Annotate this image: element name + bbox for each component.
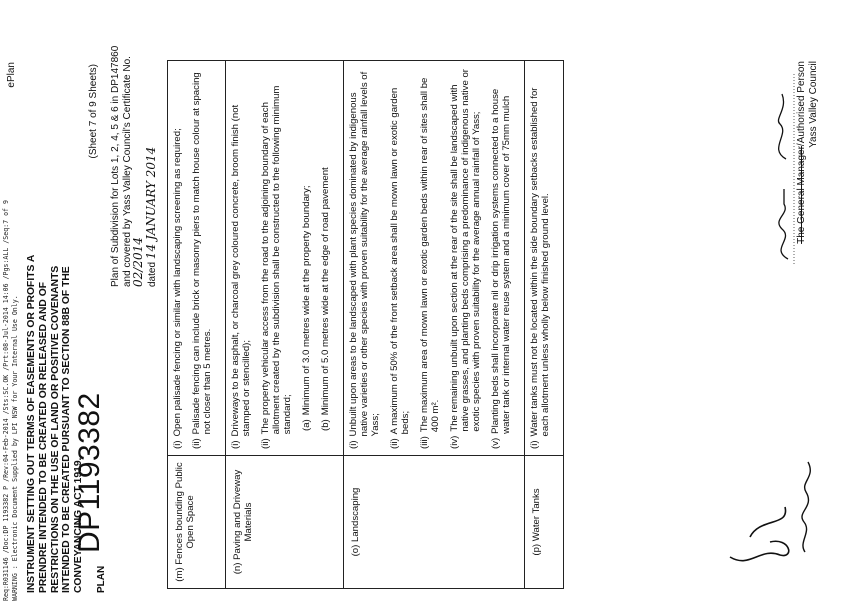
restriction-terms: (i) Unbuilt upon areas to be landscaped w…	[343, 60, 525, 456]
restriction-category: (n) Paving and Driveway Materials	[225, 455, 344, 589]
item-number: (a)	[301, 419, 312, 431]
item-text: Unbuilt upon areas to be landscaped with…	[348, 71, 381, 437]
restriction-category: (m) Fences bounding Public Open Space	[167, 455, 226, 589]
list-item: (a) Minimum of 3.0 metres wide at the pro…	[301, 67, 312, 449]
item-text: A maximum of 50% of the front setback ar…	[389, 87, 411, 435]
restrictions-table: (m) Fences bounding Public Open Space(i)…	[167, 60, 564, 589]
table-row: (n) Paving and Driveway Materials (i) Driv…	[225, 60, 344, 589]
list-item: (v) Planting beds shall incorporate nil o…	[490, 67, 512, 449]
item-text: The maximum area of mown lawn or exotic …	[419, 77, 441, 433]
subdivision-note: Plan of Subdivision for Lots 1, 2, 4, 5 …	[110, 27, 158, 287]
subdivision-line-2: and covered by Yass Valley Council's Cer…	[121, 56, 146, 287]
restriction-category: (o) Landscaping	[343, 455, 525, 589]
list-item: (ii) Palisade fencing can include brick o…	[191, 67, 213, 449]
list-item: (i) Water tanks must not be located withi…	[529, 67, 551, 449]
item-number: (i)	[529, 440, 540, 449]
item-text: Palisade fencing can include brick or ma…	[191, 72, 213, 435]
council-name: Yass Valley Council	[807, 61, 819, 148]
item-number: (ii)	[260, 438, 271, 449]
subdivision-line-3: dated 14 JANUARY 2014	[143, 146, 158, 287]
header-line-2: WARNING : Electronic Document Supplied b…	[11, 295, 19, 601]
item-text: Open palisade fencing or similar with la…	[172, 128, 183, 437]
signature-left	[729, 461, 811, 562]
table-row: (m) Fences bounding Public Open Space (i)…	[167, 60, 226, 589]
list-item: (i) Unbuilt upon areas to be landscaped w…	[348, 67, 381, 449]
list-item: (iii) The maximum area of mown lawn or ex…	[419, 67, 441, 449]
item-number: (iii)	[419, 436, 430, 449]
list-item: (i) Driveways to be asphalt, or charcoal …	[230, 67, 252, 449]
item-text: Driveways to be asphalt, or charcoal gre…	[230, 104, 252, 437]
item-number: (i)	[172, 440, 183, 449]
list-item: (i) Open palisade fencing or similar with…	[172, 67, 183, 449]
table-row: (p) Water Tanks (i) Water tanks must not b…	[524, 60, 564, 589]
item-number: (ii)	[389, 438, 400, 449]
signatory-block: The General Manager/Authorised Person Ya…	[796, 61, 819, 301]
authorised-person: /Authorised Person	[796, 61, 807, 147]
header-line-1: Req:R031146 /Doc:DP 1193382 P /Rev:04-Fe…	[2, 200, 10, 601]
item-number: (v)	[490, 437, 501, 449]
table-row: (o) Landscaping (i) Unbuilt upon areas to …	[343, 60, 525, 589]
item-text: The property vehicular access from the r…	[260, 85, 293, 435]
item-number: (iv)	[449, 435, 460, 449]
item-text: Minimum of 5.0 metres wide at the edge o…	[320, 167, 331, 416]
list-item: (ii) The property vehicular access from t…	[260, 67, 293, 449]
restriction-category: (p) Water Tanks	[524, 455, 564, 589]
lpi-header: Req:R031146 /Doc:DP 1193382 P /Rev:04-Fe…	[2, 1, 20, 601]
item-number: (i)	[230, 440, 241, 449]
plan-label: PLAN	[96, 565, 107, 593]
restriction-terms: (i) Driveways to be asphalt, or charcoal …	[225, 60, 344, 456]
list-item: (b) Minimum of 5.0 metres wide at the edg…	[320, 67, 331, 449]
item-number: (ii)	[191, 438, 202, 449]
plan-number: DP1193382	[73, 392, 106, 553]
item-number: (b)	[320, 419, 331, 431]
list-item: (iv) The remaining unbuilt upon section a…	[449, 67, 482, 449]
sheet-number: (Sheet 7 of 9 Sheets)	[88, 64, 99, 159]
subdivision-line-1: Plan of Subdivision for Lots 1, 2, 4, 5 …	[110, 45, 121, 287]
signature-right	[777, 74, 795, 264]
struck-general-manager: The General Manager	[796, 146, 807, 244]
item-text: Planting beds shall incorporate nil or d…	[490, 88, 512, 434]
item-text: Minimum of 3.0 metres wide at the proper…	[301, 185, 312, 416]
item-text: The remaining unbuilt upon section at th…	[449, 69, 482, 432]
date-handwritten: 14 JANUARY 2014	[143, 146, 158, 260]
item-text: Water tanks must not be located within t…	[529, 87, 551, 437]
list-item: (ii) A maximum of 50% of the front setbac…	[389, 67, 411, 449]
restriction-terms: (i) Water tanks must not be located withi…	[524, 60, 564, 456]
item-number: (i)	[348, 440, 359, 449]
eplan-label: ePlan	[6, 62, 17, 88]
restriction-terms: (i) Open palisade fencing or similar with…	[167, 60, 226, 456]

==

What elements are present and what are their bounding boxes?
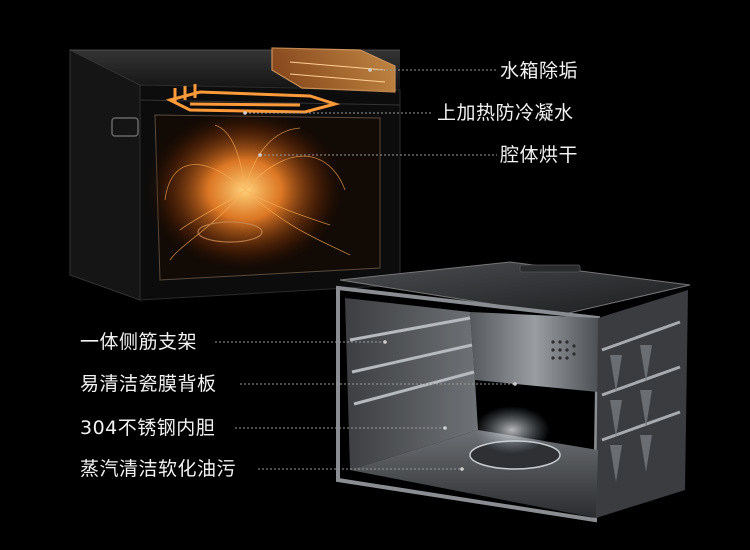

■ TASK:
Copy the part of the listing that opens with the line containing "Annotate this image: element" and closes with the line containing "item-text: Unbuilt upon", keeping every line unchanged and leaving out the pictures.

■ THE REPLY:
Annotate this image: element name + bbox for each component.
restriction-terms: (i) Unbuilt upon areas to be landscaped w…	[343, 60, 525, 456]
restriction-category: (n) Paving and Driveway Materials	[225, 455, 344, 589]
item-number: (a)	[301, 419, 312, 431]
item-text: Unbuilt upon areas to be landscaped with…	[348, 71, 381, 437]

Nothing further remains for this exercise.